Check every line of the entries below for the word "Vmin", and copy the ones that have it.

▶ _EXERCISE MATERIALS_
(begin)

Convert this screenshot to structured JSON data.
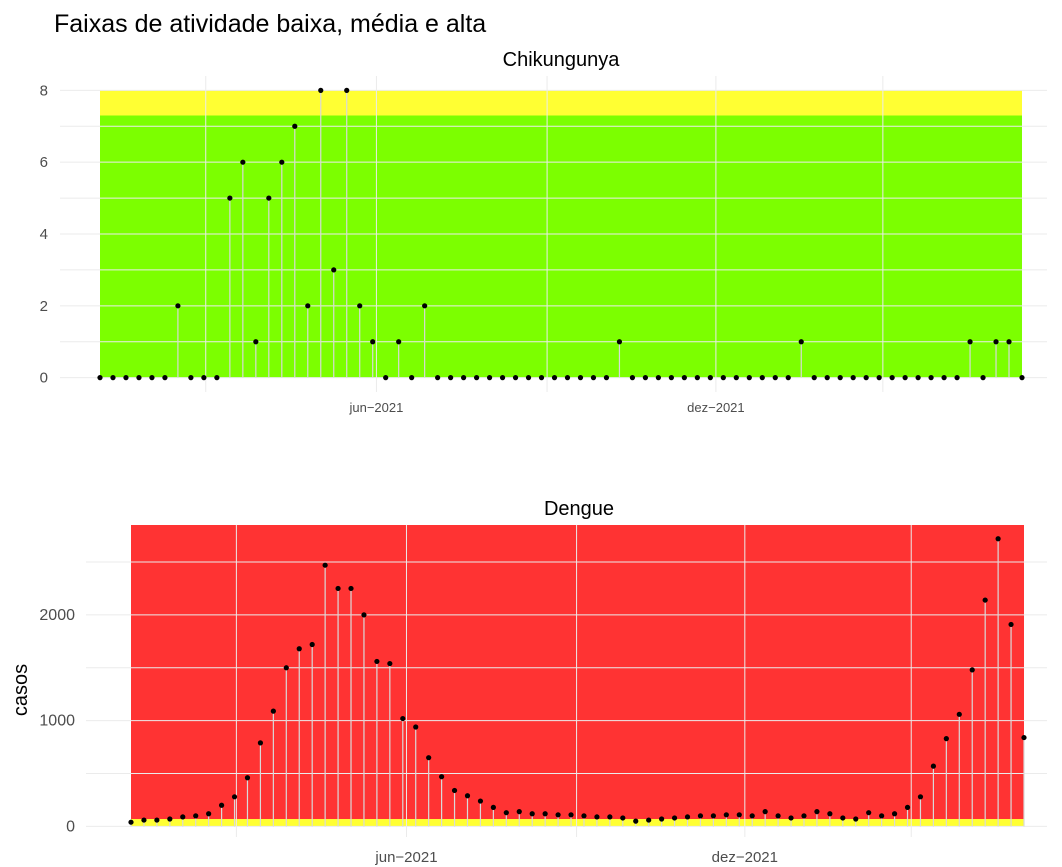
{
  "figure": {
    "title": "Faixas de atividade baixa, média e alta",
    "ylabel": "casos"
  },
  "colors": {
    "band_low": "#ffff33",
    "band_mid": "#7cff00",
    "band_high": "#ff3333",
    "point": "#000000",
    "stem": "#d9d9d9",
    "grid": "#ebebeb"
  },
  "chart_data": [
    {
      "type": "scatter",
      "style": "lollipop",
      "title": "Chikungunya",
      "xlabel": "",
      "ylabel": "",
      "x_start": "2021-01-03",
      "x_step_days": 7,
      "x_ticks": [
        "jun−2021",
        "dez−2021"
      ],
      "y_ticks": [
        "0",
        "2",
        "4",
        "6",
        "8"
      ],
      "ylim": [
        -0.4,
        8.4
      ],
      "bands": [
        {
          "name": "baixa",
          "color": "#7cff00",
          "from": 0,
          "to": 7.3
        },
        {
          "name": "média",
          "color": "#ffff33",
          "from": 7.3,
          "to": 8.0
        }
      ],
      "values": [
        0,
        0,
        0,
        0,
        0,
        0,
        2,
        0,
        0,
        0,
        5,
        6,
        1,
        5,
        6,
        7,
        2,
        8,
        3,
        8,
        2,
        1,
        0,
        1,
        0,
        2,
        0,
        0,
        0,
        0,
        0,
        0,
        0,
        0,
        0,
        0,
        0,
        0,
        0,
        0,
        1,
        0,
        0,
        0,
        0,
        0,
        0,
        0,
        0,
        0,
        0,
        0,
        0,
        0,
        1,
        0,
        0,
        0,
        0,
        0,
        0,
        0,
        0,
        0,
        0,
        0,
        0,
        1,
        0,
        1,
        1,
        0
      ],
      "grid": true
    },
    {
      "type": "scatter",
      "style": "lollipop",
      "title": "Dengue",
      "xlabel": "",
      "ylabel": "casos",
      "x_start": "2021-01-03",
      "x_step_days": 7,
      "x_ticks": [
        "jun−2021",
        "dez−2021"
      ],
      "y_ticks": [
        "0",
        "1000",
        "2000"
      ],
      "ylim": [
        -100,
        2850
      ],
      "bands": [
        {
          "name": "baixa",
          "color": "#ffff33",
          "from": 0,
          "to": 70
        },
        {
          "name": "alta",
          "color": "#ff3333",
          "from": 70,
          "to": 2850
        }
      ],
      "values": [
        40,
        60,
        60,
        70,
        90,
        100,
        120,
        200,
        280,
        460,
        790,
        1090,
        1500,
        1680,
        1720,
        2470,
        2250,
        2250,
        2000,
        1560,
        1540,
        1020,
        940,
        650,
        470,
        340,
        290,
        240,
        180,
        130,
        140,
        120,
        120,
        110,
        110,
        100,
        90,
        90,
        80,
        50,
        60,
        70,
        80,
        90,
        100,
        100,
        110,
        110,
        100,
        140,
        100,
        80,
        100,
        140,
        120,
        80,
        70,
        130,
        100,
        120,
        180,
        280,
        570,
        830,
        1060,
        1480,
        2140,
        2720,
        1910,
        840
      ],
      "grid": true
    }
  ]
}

(end)
(begin)

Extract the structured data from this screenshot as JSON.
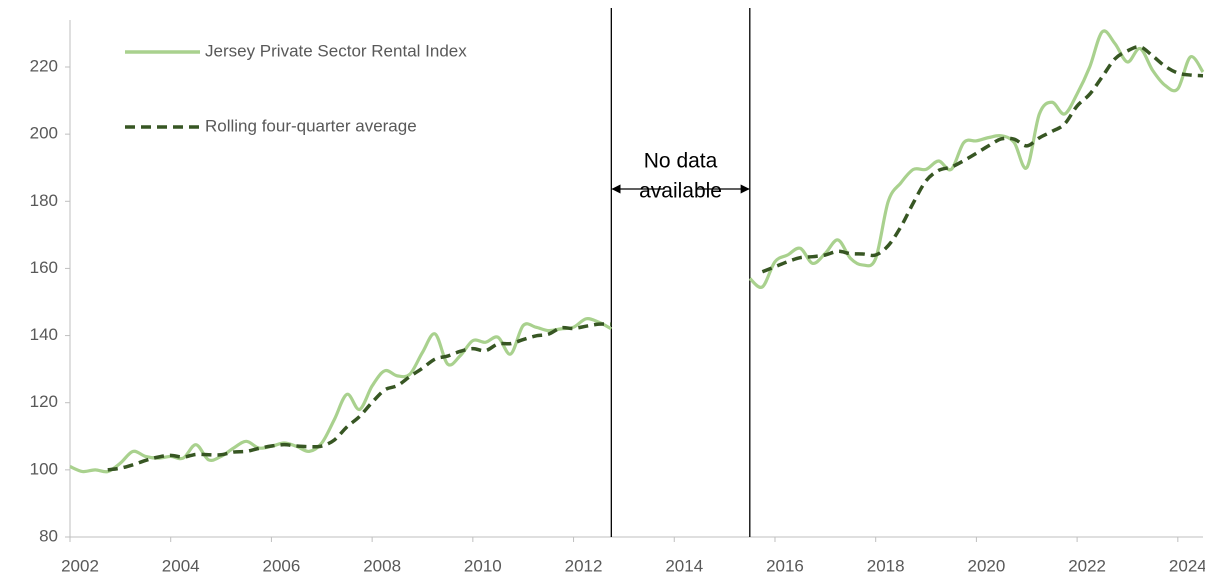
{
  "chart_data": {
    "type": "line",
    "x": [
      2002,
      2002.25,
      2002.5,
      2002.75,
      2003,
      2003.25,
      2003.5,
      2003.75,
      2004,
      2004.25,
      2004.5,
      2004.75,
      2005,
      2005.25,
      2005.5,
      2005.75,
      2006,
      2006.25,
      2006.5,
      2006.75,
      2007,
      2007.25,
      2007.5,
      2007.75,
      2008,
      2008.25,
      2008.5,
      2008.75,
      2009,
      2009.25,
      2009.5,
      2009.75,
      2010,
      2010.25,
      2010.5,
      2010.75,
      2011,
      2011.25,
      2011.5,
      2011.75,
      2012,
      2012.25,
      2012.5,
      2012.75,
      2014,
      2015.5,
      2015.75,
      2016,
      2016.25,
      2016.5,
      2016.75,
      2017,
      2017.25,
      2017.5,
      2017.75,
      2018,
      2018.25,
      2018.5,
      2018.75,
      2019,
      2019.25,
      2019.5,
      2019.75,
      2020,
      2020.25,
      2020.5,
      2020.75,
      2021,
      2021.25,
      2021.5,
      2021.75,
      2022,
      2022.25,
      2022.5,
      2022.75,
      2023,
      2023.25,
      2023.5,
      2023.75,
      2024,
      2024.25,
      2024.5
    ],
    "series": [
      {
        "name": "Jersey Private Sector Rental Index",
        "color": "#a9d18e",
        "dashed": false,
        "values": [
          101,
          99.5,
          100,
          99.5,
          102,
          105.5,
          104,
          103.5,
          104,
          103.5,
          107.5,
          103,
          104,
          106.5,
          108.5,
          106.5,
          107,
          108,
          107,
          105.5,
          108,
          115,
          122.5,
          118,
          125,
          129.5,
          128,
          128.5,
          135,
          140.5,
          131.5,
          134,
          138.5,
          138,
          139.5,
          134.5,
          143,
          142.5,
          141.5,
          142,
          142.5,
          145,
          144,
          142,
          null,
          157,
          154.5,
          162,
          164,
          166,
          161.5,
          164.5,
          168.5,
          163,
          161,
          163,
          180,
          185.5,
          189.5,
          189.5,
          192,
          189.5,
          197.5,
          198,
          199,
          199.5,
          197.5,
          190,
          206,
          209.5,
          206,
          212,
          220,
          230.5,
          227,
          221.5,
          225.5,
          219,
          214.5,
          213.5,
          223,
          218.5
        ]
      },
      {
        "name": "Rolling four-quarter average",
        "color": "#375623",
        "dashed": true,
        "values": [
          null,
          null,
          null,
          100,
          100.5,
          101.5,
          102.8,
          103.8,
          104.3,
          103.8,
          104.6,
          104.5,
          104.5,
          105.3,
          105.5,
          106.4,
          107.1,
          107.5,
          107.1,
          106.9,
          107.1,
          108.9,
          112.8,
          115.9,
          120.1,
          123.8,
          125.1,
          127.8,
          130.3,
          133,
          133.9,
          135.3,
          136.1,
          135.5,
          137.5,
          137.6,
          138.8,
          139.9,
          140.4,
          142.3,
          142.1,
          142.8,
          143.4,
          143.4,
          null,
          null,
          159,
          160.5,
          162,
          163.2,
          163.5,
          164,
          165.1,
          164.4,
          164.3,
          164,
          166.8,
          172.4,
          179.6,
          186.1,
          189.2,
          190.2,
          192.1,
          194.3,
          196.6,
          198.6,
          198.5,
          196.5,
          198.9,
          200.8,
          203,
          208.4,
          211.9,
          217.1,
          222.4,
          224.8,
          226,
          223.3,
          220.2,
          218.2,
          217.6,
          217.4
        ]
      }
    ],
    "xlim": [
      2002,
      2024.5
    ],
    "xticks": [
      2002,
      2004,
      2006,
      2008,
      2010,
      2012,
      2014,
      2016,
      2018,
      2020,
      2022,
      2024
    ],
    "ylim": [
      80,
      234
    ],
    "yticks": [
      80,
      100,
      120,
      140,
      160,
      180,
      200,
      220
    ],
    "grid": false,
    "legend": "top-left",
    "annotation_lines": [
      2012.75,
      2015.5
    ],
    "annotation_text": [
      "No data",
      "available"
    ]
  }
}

(end)
(begin)

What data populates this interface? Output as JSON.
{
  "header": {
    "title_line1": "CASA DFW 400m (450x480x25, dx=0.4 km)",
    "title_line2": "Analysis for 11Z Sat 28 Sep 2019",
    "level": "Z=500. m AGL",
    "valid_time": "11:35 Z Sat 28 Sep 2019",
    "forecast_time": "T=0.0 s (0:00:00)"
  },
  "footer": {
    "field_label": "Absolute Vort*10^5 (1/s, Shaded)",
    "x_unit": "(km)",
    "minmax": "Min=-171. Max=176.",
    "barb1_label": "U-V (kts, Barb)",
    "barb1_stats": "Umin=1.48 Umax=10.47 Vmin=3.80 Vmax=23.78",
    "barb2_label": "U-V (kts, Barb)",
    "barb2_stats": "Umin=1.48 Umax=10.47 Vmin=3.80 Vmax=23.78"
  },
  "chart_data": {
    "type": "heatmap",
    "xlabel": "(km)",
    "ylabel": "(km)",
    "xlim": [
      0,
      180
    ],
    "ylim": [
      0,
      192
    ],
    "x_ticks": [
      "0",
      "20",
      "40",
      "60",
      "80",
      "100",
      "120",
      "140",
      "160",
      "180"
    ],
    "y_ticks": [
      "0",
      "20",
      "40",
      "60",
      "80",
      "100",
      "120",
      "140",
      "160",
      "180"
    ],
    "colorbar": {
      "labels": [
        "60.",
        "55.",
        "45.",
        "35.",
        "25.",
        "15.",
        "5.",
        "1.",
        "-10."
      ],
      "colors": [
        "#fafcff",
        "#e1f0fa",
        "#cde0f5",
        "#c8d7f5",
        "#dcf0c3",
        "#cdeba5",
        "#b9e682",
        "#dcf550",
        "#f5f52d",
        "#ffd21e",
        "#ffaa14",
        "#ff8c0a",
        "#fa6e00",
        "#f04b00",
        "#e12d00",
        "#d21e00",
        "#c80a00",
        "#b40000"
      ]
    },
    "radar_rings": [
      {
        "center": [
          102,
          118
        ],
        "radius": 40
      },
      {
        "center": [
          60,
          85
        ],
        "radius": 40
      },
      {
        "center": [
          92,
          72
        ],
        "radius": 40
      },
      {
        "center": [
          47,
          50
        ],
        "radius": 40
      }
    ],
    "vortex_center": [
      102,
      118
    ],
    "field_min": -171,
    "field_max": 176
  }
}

(end)

▶ _REPLY_
    "barb1_stats": "Umin=1.48 Umax=10.47 Vmin=3.80 Vmax=23.78",
    "barb2_stats": "Umin=1.48 Umax=10.47 Vmin=3.80 Vmax=23.78"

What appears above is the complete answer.